### Job
For the data below, work out how many lines include the string "screenshot" and report only the number.

[Entries taken from a collection]

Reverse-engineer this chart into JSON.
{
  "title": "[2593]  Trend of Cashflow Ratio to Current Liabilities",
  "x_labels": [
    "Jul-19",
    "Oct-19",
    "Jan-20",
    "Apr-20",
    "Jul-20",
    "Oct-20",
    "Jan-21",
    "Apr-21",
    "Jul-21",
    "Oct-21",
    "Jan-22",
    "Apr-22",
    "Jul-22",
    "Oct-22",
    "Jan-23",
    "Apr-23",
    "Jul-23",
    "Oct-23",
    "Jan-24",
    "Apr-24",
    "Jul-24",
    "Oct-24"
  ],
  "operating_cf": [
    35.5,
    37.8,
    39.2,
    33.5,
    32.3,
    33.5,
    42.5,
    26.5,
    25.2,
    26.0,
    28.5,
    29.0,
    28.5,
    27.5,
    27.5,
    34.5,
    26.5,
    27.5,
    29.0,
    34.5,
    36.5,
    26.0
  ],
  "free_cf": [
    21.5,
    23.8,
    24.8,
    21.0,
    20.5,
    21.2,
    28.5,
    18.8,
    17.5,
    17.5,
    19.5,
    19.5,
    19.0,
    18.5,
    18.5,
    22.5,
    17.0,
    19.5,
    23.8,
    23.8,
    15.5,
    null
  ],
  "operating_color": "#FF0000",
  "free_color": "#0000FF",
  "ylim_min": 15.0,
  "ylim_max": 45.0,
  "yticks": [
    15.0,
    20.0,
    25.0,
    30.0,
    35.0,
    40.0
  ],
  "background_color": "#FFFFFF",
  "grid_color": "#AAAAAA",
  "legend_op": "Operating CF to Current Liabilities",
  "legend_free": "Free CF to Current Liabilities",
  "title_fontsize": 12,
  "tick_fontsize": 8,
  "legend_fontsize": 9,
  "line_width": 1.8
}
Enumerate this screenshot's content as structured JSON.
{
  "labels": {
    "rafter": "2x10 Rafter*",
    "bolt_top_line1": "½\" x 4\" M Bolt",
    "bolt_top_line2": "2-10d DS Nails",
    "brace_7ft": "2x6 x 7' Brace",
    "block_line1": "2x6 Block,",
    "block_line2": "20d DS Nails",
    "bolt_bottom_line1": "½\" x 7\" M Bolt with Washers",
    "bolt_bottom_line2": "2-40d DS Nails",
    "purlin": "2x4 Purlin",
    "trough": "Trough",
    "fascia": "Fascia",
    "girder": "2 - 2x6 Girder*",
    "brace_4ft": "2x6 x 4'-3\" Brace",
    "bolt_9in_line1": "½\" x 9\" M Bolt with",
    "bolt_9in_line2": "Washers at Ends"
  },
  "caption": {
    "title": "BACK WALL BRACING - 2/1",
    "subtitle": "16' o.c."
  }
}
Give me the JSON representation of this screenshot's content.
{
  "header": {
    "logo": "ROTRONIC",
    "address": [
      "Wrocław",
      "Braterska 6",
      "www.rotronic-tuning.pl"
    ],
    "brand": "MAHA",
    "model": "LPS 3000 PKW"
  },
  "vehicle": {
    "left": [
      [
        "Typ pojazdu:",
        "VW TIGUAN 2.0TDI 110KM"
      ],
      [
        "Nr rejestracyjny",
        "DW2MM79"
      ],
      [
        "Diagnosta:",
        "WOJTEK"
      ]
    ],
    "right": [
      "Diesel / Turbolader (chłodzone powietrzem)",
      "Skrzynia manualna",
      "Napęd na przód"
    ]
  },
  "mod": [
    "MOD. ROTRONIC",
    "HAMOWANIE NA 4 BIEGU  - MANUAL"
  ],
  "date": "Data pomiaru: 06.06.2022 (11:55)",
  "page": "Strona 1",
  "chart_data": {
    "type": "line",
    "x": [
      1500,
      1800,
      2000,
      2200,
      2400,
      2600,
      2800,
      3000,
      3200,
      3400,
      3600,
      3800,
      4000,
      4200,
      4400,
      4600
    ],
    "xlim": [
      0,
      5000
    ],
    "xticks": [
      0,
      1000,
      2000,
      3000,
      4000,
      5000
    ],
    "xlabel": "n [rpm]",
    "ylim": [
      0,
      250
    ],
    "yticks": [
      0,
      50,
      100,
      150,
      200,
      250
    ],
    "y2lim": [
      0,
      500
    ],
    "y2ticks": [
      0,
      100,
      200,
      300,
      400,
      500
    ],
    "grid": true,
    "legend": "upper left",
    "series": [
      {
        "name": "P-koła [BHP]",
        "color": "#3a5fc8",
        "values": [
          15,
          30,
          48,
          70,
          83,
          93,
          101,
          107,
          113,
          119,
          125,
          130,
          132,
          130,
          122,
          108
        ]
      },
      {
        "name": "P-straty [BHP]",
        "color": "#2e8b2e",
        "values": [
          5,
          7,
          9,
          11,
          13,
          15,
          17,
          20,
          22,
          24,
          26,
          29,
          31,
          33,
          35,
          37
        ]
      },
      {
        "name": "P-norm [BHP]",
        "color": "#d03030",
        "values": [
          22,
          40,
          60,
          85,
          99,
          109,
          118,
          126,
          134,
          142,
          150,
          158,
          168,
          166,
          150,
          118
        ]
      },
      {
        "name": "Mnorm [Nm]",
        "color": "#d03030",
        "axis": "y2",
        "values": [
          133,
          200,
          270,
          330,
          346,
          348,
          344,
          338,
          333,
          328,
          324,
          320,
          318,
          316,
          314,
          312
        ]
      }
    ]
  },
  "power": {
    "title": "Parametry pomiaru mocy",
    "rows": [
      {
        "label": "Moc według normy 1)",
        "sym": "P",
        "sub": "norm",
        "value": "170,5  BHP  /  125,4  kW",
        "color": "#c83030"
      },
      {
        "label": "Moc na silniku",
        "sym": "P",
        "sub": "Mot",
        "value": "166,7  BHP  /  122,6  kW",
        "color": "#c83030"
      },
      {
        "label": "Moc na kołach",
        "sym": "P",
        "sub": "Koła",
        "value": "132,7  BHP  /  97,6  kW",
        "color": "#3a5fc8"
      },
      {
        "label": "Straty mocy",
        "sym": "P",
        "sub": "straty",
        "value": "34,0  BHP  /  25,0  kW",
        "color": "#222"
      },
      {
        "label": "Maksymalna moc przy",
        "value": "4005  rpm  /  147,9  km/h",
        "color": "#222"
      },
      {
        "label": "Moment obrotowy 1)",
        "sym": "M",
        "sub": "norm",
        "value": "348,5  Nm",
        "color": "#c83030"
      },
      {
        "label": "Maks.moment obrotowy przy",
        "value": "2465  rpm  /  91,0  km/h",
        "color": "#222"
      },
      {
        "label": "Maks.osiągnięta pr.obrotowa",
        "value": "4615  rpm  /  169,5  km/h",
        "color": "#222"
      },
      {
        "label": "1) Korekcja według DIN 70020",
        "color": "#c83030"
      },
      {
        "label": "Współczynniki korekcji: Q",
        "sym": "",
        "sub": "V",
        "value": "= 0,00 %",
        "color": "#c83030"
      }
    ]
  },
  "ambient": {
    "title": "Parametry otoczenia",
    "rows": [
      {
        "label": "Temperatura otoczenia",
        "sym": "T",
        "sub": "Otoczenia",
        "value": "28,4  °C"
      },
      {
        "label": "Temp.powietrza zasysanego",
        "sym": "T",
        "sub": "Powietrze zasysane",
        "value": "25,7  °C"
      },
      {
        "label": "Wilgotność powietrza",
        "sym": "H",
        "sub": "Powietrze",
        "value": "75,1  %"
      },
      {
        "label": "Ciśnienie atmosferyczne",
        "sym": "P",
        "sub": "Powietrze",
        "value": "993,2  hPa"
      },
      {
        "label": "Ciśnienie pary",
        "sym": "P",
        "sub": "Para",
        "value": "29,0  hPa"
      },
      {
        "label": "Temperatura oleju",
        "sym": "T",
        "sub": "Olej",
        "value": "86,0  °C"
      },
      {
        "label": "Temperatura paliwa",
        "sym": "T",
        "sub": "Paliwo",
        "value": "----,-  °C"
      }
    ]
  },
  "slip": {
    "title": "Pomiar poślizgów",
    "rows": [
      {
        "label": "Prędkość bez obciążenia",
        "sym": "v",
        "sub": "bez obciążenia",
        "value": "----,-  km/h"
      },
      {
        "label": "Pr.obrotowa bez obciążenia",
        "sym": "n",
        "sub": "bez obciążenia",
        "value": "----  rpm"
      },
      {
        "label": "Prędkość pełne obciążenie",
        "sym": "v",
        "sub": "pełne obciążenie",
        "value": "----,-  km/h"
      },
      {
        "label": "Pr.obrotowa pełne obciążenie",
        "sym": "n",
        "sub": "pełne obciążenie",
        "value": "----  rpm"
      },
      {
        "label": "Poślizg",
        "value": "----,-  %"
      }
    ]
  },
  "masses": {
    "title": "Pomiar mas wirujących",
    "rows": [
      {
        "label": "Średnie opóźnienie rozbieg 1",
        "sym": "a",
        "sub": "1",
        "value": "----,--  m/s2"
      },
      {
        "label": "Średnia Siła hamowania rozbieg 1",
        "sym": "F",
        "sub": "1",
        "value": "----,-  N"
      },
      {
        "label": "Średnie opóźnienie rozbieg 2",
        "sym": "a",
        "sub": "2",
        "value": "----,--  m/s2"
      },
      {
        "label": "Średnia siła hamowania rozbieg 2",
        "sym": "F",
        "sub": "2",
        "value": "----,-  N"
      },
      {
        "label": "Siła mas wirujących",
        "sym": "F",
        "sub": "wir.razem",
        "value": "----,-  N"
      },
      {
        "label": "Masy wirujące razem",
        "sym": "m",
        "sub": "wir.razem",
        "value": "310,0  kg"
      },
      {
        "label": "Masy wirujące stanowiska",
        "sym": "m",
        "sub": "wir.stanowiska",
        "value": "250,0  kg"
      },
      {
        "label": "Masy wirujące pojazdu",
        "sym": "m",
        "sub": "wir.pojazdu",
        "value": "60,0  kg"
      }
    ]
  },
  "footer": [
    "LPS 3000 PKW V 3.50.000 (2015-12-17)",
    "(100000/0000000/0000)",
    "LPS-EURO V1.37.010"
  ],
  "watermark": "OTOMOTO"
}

### Written answer
2